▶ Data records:
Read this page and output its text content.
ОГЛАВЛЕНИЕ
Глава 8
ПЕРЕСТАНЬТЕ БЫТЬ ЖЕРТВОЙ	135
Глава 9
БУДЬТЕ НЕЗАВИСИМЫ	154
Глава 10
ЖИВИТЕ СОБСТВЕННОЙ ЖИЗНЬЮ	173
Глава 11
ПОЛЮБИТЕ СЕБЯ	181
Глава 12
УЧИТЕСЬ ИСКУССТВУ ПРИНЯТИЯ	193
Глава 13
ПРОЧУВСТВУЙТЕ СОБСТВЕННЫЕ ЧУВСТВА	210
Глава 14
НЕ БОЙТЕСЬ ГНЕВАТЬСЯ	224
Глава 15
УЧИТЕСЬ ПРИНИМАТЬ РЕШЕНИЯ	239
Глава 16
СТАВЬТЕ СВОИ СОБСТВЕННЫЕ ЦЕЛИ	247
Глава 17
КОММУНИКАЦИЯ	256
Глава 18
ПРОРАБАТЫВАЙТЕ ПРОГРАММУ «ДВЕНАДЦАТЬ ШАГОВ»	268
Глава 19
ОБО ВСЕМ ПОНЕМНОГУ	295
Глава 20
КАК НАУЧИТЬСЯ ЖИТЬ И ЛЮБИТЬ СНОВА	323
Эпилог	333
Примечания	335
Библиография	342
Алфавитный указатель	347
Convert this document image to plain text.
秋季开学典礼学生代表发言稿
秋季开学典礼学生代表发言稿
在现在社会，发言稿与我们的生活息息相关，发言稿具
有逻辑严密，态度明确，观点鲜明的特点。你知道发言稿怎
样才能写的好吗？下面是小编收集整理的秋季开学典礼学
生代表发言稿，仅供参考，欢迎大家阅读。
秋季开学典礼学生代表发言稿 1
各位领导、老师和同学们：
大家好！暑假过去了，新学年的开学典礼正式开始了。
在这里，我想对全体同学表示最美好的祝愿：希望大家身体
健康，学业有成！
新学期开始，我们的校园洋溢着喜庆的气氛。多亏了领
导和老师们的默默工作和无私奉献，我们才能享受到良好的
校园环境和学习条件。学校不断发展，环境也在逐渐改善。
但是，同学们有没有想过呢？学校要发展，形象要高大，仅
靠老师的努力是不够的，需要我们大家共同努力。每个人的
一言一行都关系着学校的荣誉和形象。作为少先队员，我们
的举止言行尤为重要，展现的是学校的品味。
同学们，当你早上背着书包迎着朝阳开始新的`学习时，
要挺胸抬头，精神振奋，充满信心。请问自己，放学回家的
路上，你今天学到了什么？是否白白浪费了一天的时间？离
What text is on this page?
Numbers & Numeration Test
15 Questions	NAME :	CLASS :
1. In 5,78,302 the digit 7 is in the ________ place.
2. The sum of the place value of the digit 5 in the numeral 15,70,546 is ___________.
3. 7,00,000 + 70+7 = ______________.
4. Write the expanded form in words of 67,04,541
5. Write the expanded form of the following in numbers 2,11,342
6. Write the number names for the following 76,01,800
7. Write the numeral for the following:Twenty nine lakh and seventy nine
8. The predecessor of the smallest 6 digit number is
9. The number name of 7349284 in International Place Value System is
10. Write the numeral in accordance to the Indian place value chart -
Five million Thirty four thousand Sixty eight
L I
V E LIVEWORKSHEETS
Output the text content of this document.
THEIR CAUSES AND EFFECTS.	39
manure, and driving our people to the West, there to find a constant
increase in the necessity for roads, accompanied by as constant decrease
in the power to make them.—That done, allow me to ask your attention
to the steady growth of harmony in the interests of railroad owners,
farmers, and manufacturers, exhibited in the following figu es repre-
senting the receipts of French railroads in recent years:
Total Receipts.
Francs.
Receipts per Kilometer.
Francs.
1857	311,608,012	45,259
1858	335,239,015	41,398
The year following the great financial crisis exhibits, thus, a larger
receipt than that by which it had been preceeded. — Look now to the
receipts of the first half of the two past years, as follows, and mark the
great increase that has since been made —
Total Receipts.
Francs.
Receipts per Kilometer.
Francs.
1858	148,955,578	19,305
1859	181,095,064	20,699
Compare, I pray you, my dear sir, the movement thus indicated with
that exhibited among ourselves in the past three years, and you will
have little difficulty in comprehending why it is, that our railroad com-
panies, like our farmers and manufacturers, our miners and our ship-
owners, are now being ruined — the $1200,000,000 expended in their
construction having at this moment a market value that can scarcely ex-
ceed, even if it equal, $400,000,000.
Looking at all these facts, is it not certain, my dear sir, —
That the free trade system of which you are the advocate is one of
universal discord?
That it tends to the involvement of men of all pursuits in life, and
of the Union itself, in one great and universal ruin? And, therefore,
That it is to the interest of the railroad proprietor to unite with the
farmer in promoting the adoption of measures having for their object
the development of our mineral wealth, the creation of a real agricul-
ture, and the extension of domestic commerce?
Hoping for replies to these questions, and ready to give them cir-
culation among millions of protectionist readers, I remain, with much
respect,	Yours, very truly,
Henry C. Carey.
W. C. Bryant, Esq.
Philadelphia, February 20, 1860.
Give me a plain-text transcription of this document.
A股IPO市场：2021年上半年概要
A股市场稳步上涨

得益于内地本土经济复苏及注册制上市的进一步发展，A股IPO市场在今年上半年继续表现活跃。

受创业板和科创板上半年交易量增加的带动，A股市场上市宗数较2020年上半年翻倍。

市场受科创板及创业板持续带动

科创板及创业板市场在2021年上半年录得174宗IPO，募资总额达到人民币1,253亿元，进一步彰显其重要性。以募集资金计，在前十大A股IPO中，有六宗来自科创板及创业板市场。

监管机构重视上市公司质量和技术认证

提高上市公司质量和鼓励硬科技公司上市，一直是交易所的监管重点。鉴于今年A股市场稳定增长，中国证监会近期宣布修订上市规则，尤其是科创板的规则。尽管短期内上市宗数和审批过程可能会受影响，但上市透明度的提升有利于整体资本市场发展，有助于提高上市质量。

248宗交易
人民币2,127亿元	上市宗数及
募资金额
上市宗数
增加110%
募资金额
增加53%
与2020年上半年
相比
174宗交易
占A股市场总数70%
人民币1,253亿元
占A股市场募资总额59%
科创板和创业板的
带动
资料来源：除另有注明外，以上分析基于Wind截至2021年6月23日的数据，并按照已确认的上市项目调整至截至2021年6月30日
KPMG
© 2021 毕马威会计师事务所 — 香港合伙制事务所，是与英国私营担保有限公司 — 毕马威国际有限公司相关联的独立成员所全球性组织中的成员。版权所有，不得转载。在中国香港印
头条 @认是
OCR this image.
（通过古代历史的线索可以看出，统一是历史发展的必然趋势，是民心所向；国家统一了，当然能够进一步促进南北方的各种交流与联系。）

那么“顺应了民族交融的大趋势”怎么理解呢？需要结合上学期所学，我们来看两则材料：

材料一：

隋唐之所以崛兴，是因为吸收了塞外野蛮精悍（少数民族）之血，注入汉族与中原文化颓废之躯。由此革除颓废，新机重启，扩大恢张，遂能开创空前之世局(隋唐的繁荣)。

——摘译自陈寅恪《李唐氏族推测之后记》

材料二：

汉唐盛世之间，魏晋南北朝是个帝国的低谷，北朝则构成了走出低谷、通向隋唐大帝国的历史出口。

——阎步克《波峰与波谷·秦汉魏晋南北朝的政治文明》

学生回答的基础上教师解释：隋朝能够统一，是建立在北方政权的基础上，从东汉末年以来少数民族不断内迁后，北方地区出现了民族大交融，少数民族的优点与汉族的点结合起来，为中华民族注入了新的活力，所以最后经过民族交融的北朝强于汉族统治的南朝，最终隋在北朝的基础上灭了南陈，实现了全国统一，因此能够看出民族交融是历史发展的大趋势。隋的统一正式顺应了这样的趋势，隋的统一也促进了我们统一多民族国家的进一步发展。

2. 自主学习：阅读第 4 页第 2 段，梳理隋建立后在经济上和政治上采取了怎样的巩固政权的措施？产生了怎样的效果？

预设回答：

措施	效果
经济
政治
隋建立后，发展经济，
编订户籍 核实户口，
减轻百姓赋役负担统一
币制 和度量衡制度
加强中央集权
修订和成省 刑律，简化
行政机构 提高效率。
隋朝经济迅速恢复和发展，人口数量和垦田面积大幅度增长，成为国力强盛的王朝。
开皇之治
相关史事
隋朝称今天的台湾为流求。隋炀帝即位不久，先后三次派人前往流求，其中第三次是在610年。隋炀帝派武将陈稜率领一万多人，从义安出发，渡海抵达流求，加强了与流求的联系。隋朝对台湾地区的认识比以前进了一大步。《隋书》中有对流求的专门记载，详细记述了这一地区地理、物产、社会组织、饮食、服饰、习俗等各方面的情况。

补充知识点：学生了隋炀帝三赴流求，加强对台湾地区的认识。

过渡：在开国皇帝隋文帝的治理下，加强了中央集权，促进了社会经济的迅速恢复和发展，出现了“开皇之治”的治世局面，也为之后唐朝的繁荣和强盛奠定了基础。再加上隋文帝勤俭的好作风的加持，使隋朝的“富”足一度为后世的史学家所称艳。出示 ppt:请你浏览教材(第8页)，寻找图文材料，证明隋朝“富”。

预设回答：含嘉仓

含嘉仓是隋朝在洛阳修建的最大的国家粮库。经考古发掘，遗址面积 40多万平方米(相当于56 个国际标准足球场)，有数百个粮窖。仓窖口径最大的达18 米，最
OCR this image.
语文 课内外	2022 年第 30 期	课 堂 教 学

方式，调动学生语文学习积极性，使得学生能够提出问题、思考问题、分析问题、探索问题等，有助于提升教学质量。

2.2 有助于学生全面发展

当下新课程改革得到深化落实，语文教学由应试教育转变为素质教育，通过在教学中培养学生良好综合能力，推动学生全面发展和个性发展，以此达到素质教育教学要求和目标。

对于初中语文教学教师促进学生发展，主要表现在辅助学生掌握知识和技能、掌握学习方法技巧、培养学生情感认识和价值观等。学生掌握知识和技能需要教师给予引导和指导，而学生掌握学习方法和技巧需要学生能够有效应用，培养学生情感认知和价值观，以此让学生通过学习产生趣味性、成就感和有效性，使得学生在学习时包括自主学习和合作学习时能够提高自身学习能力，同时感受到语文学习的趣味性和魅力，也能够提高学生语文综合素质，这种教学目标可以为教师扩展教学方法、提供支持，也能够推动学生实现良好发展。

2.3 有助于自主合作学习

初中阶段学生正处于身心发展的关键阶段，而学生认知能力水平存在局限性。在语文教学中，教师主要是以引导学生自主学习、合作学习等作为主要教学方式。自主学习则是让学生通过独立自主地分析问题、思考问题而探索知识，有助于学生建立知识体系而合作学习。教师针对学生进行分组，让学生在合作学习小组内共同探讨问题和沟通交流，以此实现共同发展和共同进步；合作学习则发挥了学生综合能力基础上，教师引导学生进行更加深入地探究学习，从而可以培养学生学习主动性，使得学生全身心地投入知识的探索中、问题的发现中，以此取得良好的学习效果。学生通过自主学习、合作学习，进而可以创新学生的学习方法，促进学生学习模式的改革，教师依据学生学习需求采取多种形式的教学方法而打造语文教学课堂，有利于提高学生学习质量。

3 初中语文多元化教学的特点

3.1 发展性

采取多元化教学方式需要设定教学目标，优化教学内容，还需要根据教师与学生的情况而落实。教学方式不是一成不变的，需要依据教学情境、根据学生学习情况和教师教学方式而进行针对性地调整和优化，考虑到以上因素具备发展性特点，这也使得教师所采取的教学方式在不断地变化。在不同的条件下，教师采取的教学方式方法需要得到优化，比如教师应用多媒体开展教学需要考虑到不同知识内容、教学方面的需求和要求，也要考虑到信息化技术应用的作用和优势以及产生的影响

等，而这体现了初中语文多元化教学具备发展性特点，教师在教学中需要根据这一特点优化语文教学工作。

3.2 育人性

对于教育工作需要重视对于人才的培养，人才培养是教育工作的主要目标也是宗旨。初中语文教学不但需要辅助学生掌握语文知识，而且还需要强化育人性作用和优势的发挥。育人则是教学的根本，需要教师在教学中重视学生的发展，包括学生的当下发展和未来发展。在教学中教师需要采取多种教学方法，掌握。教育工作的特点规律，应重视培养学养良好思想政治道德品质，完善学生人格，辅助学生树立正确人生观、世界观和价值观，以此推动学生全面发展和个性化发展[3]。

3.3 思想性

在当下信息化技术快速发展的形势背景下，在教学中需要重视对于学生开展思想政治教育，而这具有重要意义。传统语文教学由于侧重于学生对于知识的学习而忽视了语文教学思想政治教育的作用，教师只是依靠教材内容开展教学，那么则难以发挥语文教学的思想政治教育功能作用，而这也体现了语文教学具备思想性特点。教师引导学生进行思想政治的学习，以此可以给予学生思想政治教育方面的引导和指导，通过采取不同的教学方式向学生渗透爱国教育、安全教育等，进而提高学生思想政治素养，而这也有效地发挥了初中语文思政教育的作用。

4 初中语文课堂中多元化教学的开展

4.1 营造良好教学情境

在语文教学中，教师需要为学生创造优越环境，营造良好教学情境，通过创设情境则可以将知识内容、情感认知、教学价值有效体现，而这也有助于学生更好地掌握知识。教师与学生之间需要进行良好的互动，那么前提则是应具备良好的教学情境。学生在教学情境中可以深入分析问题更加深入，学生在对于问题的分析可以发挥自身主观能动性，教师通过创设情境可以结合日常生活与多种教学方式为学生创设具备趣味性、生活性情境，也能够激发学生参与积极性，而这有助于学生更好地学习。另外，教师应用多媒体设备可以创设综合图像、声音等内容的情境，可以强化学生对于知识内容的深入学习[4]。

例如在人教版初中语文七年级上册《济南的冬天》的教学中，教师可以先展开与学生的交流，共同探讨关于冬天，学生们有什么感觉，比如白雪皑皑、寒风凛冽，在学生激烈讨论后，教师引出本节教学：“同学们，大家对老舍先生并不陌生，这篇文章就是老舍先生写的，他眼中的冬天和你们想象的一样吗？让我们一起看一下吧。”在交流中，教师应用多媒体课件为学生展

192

▶ WHAT YOU HAVE TO DO:
Find the lines containing "past" and pull them out.

▶ TASK ANSWER:
receipts of the first half of the two past years, as follows, and mark the
that exhibited among ourselves in the past three years, and you will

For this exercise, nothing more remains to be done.